* **Description of the task**: Give back the whole listing exactly as shown.

* **Records for processing**:
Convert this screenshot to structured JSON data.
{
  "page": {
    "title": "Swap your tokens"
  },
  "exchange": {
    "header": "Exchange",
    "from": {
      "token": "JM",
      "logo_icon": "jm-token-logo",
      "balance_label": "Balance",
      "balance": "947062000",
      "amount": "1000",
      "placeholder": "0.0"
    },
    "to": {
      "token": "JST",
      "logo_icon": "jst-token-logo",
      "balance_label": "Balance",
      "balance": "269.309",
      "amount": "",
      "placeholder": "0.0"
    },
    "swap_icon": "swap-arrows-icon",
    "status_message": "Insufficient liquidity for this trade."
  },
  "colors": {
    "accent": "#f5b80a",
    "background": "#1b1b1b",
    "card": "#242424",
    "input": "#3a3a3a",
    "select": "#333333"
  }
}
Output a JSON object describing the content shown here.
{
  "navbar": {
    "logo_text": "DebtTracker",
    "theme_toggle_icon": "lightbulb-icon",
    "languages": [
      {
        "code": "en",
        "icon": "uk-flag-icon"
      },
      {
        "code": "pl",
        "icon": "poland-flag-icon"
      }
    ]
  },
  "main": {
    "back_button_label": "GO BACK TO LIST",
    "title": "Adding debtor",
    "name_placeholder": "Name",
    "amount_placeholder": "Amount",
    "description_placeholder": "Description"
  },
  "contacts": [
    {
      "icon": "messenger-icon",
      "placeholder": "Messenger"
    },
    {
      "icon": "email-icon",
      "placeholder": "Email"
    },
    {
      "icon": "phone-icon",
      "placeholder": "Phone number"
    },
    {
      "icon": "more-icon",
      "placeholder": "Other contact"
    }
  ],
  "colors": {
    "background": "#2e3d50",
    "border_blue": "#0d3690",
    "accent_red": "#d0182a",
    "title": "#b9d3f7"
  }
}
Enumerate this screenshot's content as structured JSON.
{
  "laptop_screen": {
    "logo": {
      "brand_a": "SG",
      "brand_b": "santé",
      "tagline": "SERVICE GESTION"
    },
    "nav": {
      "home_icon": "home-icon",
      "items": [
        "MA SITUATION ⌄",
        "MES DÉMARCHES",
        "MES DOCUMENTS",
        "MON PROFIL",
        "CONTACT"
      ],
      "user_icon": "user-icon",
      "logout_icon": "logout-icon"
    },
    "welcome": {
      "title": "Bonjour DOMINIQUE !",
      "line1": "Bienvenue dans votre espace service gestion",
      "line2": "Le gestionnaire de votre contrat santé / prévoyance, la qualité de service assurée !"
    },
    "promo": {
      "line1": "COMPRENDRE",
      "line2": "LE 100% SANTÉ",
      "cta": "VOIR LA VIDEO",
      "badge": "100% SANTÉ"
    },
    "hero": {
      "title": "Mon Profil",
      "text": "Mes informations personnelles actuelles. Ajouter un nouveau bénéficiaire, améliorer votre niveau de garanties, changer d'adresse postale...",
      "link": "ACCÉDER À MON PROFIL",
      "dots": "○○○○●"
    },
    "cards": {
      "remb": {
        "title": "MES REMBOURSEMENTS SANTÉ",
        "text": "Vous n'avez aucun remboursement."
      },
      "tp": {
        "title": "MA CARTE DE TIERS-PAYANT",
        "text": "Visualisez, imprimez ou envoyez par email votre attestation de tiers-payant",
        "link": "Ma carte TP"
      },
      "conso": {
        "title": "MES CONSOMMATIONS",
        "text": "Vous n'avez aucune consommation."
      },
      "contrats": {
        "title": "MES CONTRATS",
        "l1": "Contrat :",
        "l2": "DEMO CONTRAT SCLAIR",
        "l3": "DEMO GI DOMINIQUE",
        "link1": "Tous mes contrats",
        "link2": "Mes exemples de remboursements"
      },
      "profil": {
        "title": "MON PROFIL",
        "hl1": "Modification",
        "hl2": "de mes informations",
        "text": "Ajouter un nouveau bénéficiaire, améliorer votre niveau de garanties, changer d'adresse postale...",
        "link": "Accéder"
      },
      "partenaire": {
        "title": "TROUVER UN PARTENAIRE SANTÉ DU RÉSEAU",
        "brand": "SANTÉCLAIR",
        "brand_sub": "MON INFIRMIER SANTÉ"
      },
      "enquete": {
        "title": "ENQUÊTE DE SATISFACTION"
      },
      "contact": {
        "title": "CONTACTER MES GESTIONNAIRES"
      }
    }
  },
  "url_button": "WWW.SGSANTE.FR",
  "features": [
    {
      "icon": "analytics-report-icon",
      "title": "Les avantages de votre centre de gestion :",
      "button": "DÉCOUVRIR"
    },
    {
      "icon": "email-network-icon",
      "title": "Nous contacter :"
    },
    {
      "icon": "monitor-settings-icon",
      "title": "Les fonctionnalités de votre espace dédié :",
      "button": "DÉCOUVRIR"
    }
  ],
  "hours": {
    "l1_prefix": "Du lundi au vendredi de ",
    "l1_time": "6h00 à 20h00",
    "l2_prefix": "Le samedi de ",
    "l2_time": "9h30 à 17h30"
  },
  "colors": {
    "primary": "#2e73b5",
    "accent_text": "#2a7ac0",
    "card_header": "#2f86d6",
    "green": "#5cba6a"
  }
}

* **Solution to this problem**:
Convert this screenshot to structured JSON data.
{
  "page": {
    "title": "Swap your tokens"
  },
  "exchange": {
    "header": "Exchange",
    "from": {
      "token": "JM",
      "logo_icon": "jm-token-logo",
      "balance_label": "Balance",
      "balance": "947062000",
      "amount": "1000",
      "placeholder": "0.0"
    },
    "to": {
      "token": "JST",
      "logo_icon": "jst-token-logo",
      "balance_label": "Balance",
      "balance": "269.309",
      "amount": "",
      "placeholder": "0.0"
    },
    "swap_icon": "swap-arrows-icon",
    "status_message": "Insufficient liquidity for this trade."
  },
  "colors": {
    "accent": "#f5b80a",
    "background": "#1b1b1b",
    "card": "#242424",
    "input": "#3a3a3a",
    "select": "#333333"
  }
}
Output a JSON object describing the content shown here.
{
  "navbar": {
    "logo_text": "DebtTracker",
    "theme_toggle_icon": "lightbulb-icon",
    "languages": [
      {
        "code": "en",
        "icon": "uk-flag-icon"
      },
      {
        "code": "pl",
        "icon": "poland-flag-icon"
      }
    ]
  },
  "main": {
    "back_button_label": "GO BACK TO LIST",
    "title": "Adding debtor",
    "name_placeholder": "Name",
    "amount_placeholder": "Amount",
    "description_placeholder": "Description"
  },
  "contacts": [
    {
      "icon": "messenger-icon",
      "placeholder": "Messenger"
    },
    {
      "icon": "email-icon",
      "placeholder": "Email"
    },
    {
      "icon": "phone-icon",
      "placeholder": "Phone number"
    },
    {
      "icon": "more-icon",
      "placeholder": "Other contact"
    }
  ],
  "colors": {
    "background": "#2e3d50",
    "border_blue": "#0d3690",
    "accent_red": "#d0182a",
    "title": "#b9d3f7"
  }
}
Enumerate this screenshot's content as structured JSON.
{
  "laptop_screen": {
    "logo": {
      "brand_a": "SG",
      "brand_b": "santé",
      "tagline": "SERVICE GESTION"
    },
    "nav": {
      "home_icon": "home-icon",
      "items": [
        "MA SITUATION ⌄",
        "MES DÉMARCHES",
        "MES DOCUMENTS",
        "MON PROFIL",
        "CONTACT"
      ],
      "user_icon": "user-icon",
      "logout_icon": "logout-icon"
    },
    "welcome": {
      "title": "Bonjour DOMINIQUE !",
      "line1": "Bienvenue dans votre espace service gestion",
      "line2": "Le gestionnaire de votre contrat santé / prévoyance, la qualité de service assurée !"
    },
    "promo": {
      "line1": "COMPRENDRE",
      "line2": "LE 100% SANTÉ",
      "cta": "VOIR LA VIDEO",
      "badge": "100% SANTÉ"
    },
    "hero": {
      "title": "Mon Profil",
      "text": "Mes informations personnelles actuelles. Ajouter un nouveau bénéficiaire, améliorer votre niveau de garanties, changer d'adresse postale...",
      "link": "ACCÉDER À MON PROFIL",
      "dots": "○○○○●"
    },
    "cards": {
      "remb": {
        "title": "MES REMBOURSEMENTS SANTÉ",
        "text": "Vous n'avez aucun remboursement."
      },
      "tp": {
        "title": "MA CARTE DE TIERS-PAYANT",
        "text": "Visualisez, imprimez ou envoyez par email votre attestation de tiers-payant",
        "link": "Ma carte TP"
      },
      "conso": {
        "title": "MES CONSOMMATIONS",
        "text": "Vous n'avez aucune consommation."
      },
      "contrats": {
        "title": "MES CONTRATS",
        "l1": "Contrat :",
        "l2": "DEMO CONTRAT SCLAIR",
        "l3": "DEMO GI DOMINIQUE",
        "link1": "Tous mes contrats",
        "link2": "Mes exemples de remboursements"
      },
      "profil": {
        "title": "MON PROFIL",
        "hl1": "Modification",
        "hl2": "de mes informations",
        "text": "Ajouter un nouveau bénéficiaire, améliorer votre niveau de garanties, changer d'adresse postale...",
        "link": "Accéder"
      },
      "partenaire": {
        "title": "TROUVER UN PARTENAIRE SANTÉ DU RÉSEAU",
        "brand": "SANTÉCLAIR",
        "brand_sub": "MON INFIRMIER SANTÉ"
      },
      "enquete": {
        "title": "ENQUÊTE DE SATISFACTION"
      },
      "contact": {
        "title": "CONTACTER MES GESTIONNAIRES"
      }
    }
  },
  "url_button": "WWW.SGSANTE.FR",
  "features": [
    {
      "icon": "analytics-report-icon",
      "title": "Les avantages de votre centre de gestion :",
      "button": "DÉCOUVRIR"
    },
    {
      "icon": "email-network-icon",
      "title": "Nous contacter :"
    },
    {
      "icon": "monitor-settings-icon",
      "title": "Les fonctionnalités de votre espace dédié :",
      "button": "DÉCOUVRIR"
    }
  ],
  "hours": {
    "l1_prefix": "Du lundi au vendredi de ",
    "l1_time": "6h00 à 20h00",
    "l2_prefix": "Le samedi de ",
    "l2_time": "9h30 à 17h30"
  },
  "colors": {
    "primary": "#2e73b5",
    "accent_text": "#2a7ac0",
    "card_header": "#2f86d6",
    "green": "#5cba6a"
  }
}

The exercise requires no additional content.